» **What you need to do**
Leave out the pictures and reproduce all of the data exactly.

--- Begin The input ---

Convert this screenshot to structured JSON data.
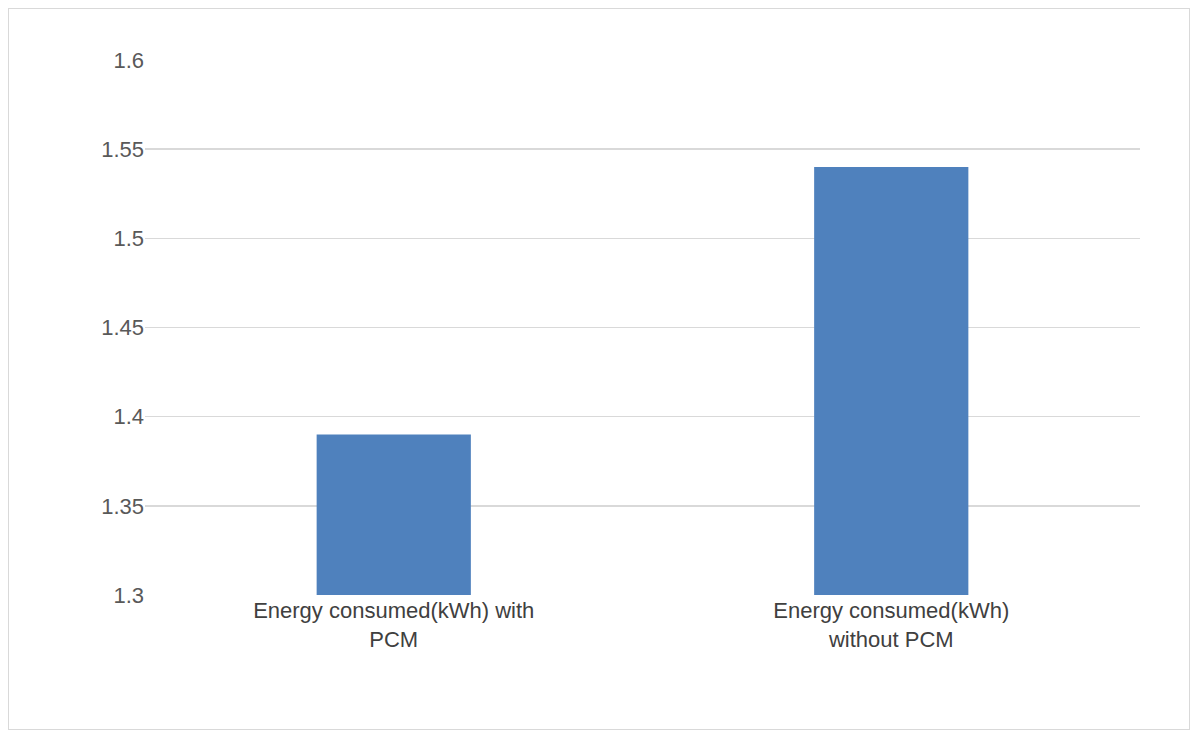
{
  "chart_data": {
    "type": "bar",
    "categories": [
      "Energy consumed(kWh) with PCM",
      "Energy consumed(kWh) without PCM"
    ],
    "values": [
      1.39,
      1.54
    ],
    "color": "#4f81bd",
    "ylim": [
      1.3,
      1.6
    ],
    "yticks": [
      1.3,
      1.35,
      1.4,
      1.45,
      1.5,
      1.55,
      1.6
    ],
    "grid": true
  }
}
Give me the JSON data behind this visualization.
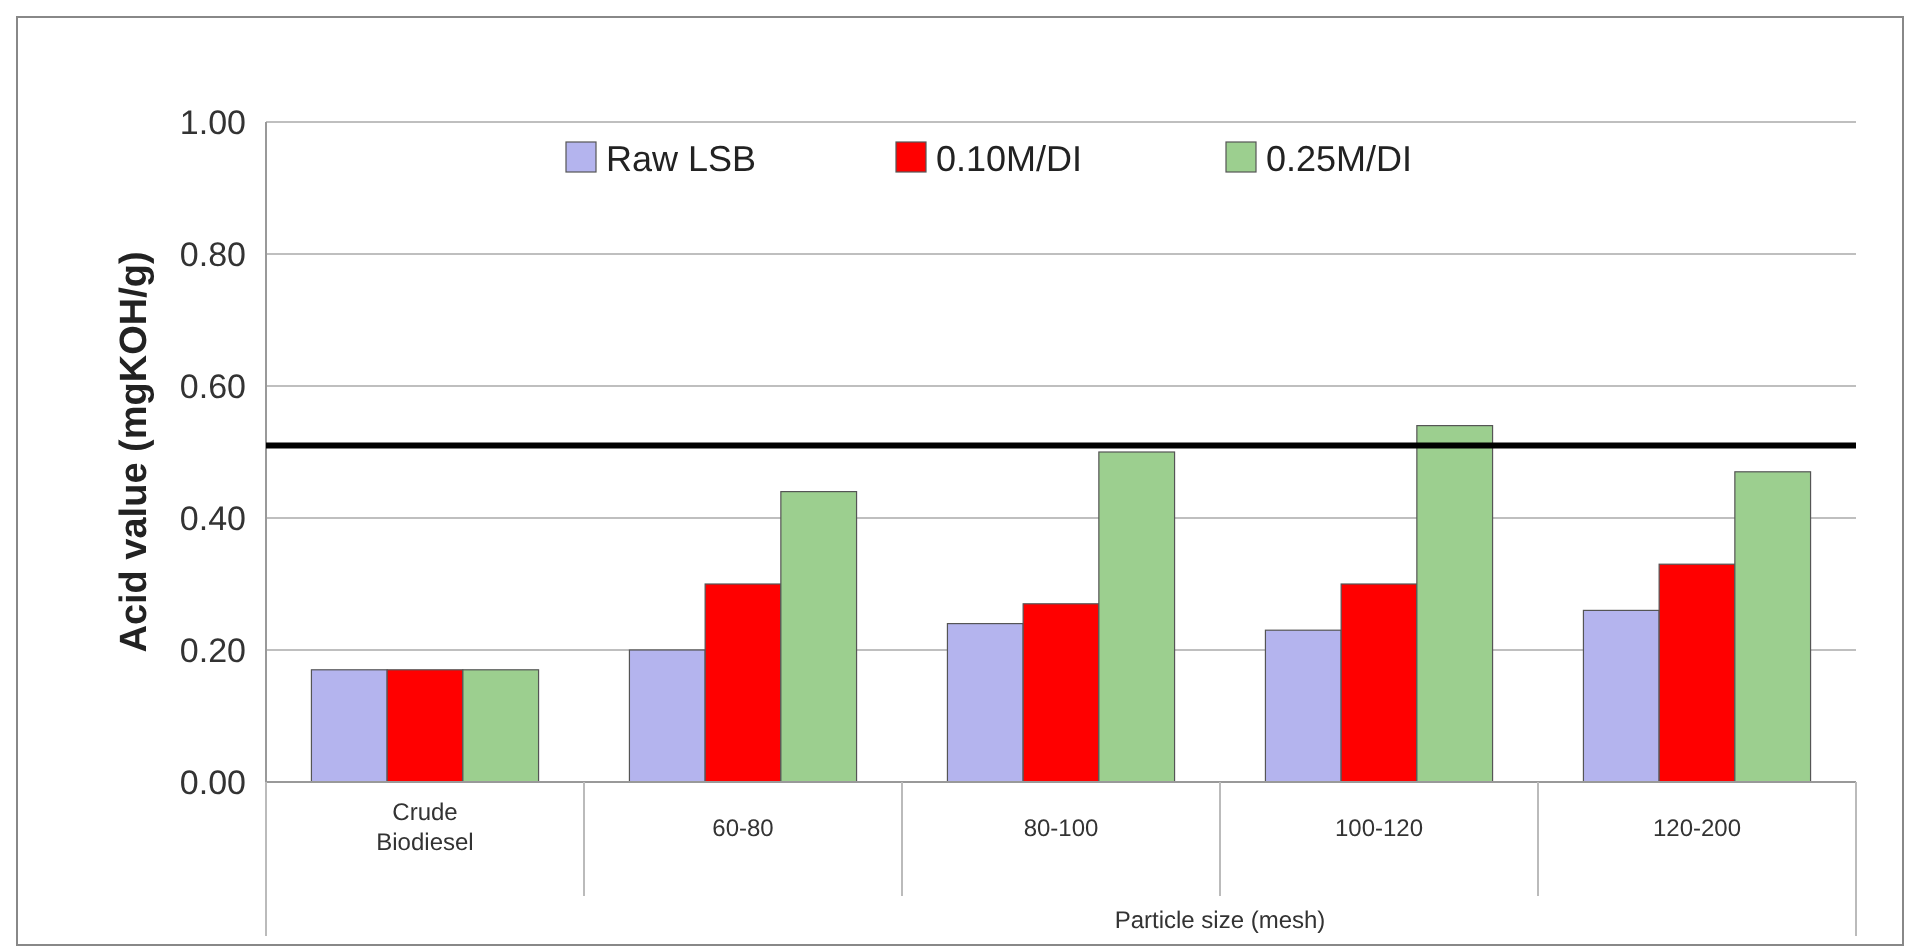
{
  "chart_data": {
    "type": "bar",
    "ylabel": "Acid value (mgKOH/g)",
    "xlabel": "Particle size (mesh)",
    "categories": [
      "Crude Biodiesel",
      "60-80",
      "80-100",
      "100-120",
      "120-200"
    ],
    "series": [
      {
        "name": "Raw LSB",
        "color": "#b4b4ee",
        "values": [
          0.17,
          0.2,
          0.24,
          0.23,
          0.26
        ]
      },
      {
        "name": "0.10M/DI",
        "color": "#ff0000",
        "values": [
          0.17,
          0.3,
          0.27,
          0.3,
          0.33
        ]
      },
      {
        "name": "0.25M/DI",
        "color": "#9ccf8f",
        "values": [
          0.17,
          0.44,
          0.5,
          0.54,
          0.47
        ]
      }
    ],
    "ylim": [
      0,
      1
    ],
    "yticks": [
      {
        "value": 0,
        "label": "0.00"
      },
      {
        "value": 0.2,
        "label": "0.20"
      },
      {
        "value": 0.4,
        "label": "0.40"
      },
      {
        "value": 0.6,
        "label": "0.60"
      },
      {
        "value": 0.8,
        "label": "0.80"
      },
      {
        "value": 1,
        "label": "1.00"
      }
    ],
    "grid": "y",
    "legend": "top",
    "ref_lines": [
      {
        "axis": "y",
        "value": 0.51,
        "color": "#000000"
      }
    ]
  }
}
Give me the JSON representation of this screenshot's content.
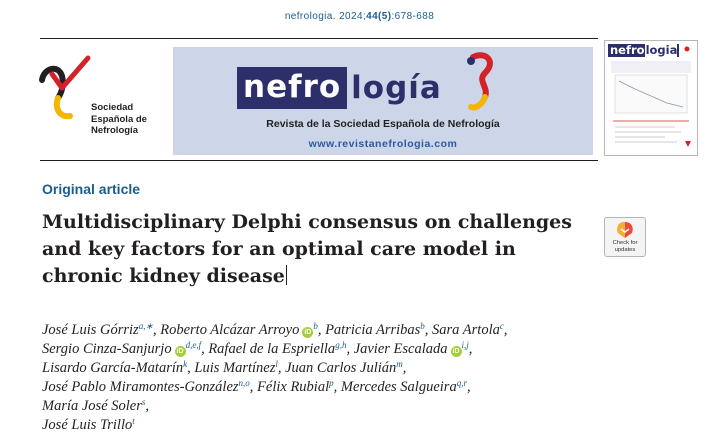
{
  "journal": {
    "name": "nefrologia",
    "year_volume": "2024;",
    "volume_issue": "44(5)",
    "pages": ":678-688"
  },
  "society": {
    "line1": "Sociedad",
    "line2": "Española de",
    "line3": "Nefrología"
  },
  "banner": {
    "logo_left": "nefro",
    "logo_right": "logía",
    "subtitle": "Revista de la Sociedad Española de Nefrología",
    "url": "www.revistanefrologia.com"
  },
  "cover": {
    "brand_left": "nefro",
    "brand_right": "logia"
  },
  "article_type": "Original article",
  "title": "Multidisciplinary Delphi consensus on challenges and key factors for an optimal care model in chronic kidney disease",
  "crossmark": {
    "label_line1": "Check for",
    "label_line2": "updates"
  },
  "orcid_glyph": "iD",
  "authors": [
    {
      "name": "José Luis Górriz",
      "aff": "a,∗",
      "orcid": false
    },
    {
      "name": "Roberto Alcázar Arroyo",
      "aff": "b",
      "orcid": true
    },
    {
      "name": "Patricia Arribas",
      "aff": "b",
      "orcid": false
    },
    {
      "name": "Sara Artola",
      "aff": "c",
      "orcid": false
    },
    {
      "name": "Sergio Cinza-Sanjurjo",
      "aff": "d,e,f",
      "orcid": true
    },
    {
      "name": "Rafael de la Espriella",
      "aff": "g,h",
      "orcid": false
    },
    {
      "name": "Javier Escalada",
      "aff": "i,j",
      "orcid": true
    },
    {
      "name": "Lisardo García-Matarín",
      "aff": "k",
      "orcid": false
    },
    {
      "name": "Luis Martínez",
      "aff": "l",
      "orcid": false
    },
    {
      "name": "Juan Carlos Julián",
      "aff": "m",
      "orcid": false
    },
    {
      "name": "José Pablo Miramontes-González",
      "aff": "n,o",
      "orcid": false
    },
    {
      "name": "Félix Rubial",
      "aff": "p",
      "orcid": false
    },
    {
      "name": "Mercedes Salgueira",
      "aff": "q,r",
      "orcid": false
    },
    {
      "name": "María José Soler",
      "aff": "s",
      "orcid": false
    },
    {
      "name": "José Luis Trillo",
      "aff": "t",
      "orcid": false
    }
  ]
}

--- End The input ---

» **Complete output**
Convert this screenshot to structured JSON data.
{
  "chart_data": {
    "type": "bar",
    "categories": [
      "Energy consumed(kWh) with PCM",
      "Energy consumed(kWh) without PCM"
    ],
    "values": [
      1.39,
      1.54
    ],
    "color": "#4f81bd",
    "ylim": [
      1.3,
      1.6
    ],
    "yticks": [
      1.3,
      1.35,
      1.4,
      1.45,
      1.5,
      1.55,
      1.6
    ],
    "grid": true
  }
}
Give me the JSON data behind this visualization.
{
  "chart_data": {
    "type": "bar",
    "ylabel": "Acid value (mgKOH/g)",
    "xlabel": "Particle size (mesh)",
    "categories": [
      "Crude Biodiesel",
      "60-80",
      "80-100",
      "100-120",
      "120-200"
    ],
    "series": [
      {
        "name": "Raw LSB",
        "color": "#b4b4ee",
        "values": [
          0.17,
          0.2,
          0.24,
          0.23,
          0.26
        ]
      },
      {
        "name": "0.10M/DI",
        "color": "#ff0000",
        "values": [
          0.17,
          0.3,
          0.27,
          0.3,
          0.33
        ]
      },
      {
        "name": "0.25M/DI",
        "color": "#9ccf8f",
        "values": [
          0.17,
          0.44,
          0.5,
          0.54,
          0.47
        ]
      }
    ],
    "ylim": [
      0,
      1
    ],
    "yticks": [
      {
        "value": 0,
        "label": "0.00"
      },
      {
        "value": 0.2,
        "label": "0.20"
      },
      {
        "value": 0.4,
        "label": "0.40"
      },
      {
        "value": 0.6,
        "label": "0.60"
      },
      {
        "value": 0.8,
        "label": "0.80"
      },
      {
        "value": 1,
        "label": "1.00"
      }
    ],
    "grid": "y",
    "legend": "top",
    "ref_lines": [
      {
        "axis": "y",
        "value": 0.51,
        "color": "#000000"
      }
    ]
  }
}
Give me the JSON representation of this screenshot's content.
{
  "journal": {
    "name": "nefrologia",
    "year_volume": "2024;",
    "volume_issue": "44(5)",
    "pages": ":678-688"
  },
  "society": {
    "line1": "Sociedad",
    "line2": "Española de",
    "line3": "Nefrología"
  },
  "banner": {
    "logo_left": "nefro",
    "logo_right": "logía",
    "subtitle": "Revista de la Sociedad Española de Nefrología",
    "url": "www.revistanefrologia.com"
  },
  "cover": {
    "brand_left": "nefro",
    "brand_right": "logia"
  },
  "article_type": "Original article",
  "title": "Multidisciplinary Delphi consensus on challenges and key factors for an optimal care model in chronic kidney disease",
  "crossmark": {
    "label_line1": "Check for",
    "label_line2": "updates"
  },
  "orcid_glyph": "iD",
  "authors": [
    {
      "name": "José Luis Górriz",
      "aff": "a,∗",
      "orcid": false
    },
    {
      "name": "Roberto Alcázar Arroyo",
      "aff": "b",
      "orcid": true
    },
    {
      "name": "Patricia Arribas",
      "aff": "b",
      "orcid": false
    },
    {
      "name": "Sara Artola",
      "aff": "c",
      "orcid": false
    },
    {
      "name": "Sergio Cinza-Sanjurjo",
      "aff": "d,e,f",
      "orcid": true
    },
    {
      "name": "Rafael de la Espriella",
      "aff": "g,h",
      "orcid": false
    },
    {
      "name": "Javier Escalada",
      "aff": "i,j",
      "orcid": true
    },
    {
      "name": "Lisardo García-Matarín",
      "aff": "k",
      "orcid": false
    },
    {
      "name": "Luis Martínez",
      "aff": "l",
      "orcid": false
    },
    {
      "name": "Juan Carlos Julián",
      "aff": "m",
      "orcid": false
    },
    {
      "name": "José Pablo Miramontes-González",
      "aff": "n,o",
      "orcid": false
    },
    {
      "name": "Félix Rubial",
      "aff": "p",
      "orcid": false
    },
    {
      "name": "Mercedes Salgueira",
      "aff": "q,r",
      "orcid": false
    },
    {
      "name": "María José Soler",
      "aff": "s",
      "orcid": false
    },
    {
      "name": "José Luis Trillo",
      "aff": "t",
      "orcid": false
    }
  ]
}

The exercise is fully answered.